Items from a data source
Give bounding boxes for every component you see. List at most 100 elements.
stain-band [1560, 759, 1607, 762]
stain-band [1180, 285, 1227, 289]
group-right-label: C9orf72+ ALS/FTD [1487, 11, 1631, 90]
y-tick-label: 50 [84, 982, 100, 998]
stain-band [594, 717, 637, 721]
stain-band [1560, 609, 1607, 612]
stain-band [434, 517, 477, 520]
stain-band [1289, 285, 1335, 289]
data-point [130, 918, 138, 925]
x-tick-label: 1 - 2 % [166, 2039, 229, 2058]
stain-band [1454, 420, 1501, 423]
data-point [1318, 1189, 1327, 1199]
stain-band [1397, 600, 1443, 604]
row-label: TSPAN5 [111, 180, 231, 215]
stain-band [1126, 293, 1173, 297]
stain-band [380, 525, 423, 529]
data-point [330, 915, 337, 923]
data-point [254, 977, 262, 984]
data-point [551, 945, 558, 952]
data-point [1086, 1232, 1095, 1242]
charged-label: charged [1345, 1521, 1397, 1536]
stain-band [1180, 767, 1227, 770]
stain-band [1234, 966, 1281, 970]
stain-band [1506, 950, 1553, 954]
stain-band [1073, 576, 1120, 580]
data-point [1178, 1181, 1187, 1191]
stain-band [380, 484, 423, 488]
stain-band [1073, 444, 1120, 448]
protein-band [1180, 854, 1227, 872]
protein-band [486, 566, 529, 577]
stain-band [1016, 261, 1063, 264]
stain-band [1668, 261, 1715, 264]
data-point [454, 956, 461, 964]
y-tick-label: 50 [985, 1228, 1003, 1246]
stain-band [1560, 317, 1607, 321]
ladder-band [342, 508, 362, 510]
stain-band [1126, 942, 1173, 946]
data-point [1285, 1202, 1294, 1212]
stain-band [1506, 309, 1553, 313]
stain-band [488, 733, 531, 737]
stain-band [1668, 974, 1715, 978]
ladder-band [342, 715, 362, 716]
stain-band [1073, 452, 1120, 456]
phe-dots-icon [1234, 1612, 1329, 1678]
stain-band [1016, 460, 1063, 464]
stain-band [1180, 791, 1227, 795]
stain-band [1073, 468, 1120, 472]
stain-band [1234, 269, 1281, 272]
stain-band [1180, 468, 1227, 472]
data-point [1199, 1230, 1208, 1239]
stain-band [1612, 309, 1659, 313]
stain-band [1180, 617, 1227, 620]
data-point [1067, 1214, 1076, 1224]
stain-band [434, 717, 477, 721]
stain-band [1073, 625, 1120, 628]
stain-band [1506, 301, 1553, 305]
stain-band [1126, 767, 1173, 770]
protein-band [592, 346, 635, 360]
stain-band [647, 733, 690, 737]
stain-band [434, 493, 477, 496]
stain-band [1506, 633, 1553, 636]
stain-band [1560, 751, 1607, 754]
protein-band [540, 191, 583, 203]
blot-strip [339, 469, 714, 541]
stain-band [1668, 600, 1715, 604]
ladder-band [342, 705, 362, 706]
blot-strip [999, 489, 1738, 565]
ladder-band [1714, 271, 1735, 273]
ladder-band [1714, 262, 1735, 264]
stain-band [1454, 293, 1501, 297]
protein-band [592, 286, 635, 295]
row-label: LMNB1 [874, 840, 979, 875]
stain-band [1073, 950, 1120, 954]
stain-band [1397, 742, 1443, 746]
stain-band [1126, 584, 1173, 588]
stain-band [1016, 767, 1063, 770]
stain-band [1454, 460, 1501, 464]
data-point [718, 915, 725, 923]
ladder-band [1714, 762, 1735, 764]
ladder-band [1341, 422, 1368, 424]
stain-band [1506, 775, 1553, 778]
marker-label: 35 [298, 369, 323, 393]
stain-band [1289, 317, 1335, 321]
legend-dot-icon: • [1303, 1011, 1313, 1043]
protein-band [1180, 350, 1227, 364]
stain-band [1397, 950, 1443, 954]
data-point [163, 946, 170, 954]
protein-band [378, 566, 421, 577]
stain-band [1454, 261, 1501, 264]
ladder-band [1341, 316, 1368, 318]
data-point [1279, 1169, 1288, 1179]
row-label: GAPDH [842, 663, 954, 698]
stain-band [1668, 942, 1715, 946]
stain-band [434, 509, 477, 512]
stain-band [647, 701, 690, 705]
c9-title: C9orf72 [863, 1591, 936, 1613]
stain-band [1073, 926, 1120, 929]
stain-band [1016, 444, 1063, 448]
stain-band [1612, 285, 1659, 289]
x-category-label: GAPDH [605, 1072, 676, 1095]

(What to work on):
Write out all the data again, exactly as it appears.

(Output):
Give bounding boxes for every component you see. List at most 100 elements.
stain-band [1560, 759, 1607, 762]
stain-band [1180, 285, 1227, 289]
group-right-label: C9orf72+ ALS/FTD [1487, 11, 1631, 90]
y-tick-label: 50 [84, 982, 100, 998]
stain-band [594, 717, 637, 721]
stain-band [1560, 609, 1607, 612]
stain-band [434, 517, 477, 520]
stain-band [1289, 285, 1335, 289]
data-point [130, 918, 138, 925]
x-tick-label: 1 - 2 % [166, 2039, 229, 2058]
stain-band [1454, 420, 1501, 423]
data-point [1318, 1189, 1327, 1199]
stain-band [1397, 600, 1443, 604]
row-label: TSPAN5 [111, 180, 231, 215]
stain-band [1126, 293, 1173, 297]
stain-band [380, 525, 423, 529]
data-point [330, 915, 337, 923]
data-point [254, 977, 262, 984]
data-point [551, 945, 558, 952]
data-point [1086, 1232, 1095, 1242]
charged-label: charged [1345, 1521, 1397, 1536]
stain-band [1180, 767, 1227, 770]
stain-band [1234, 966, 1281, 970]
stain-band [1506, 950, 1553, 954]
stain-band [1073, 576, 1120, 580]
data-point [1178, 1181, 1187, 1191]
stain-band [380, 484, 423, 488]
stain-band [1073, 444, 1120, 448]
protein-band [1180, 854, 1227, 872]
protein-band [486, 566, 529, 577]
stain-band [1016, 261, 1063, 264]
stain-band [1668, 261, 1715, 264]
data-point [454, 956, 461, 964]
y-tick-label: 50 [985, 1228, 1003, 1246]
stain-band [1560, 317, 1607, 321]
ladder-band [342, 508, 362, 510]
stain-band [1126, 942, 1173, 946]
data-point [1285, 1202, 1294, 1212]
stain-band [1506, 309, 1553, 313]
stain-band [488, 733, 531, 737]
stain-band [1668, 974, 1715, 978]
ladder-band [342, 715, 362, 716]
stain-band [1073, 452, 1120, 456]
phe-dots-icon [1234, 1612, 1329, 1678]
stain-band [1016, 460, 1063, 464]
stain-band [1180, 791, 1227, 795]
stain-band [1073, 468, 1120, 472]
stain-band [1234, 269, 1281, 272]
stain-band [1180, 468, 1227, 472]
data-point [1199, 1230, 1208, 1239]
stain-band [1612, 309, 1659, 313]
stain-band [1180, 617, 1227, 620]
data-point [1067, 1214, 1076, 1224]
stain-band [434, 717, 477, 721]
stain-band [1073, 625, 1120, 628]
stain-band [1506, 301, 1553, 305]
stain-band [1126, 767, 1173, 770]
protein-band [592, 346, 635, 360]
stain-band [647, 733, 690, 737]
stain-band [434, 493, 477, 496]
stain-band [1506, 633, 1553, 636]
stain-band [1560, 751, 1607, 754]
protein-band [540, 191, 583, 203]
blot-strip [339, 469, 714, 541]
stain-band [1668, 600, 1715, 604]
ladder-band [342, 705, 362, 706]
blot-strip [999, 489, 1738, 565]
ladder-band [1714, 271, 1735, 273]
ladder-band [1714, 262, 1735, 264]
stain-band [1454, 293, 1501, 297]
protein-band [592, 286, 635, 295]
row-label: LMNB1 [874, 840, 979, 875]
stain-band [1073, 950, 1120, 954]
stain-band [1397, 742, 1443, 746]
stain-band [1126, 584, 1173, 588]
stain-band [1016, 767, 1063, 770]
stain-band [1454, 460, 1501, 464]
data-point [718, 915, 725, 923]
ladder-band [1714, 762, 1735, 764]
ladder-band [1341, 422, 1368, 424]
stain-band [1506, 775, 1553, 778]
marker-label: 35 [298, 369, 323, 393]
stain-band [1289, 317, 1335, 321]
legend-dot-icon: • [1303, 1011, 1313, 1043]
protein-band [1180, 350, 1227, 364]
stain-band [1397, 950, 1443, 954]
data-point [163, 946, 170, 954]
protein-band [378, 566, 421, 577]
stain-band [1454, 261, 1501, 264]
ladder-band [1341, 316, 1368, 318]
data-point [1279, 1169, 1288, 1179]
row-label: GAPDH [842, 663, 954, 698]
stain-band [1668, 942, 1715, 946]
stain-band [434, 509, 477, 512]
stain-band [647, 701, 690, 705]
c9-title: C9orf72 [863, 1591, 936, 1613]
stain-band [1073, 926, 1120, 929]
stain-band [1016, 444, 1063, 448]
stain-band [1612, 285, 1659, 289]
x-category-label: GAPDH [605, 1072, 676, 1095]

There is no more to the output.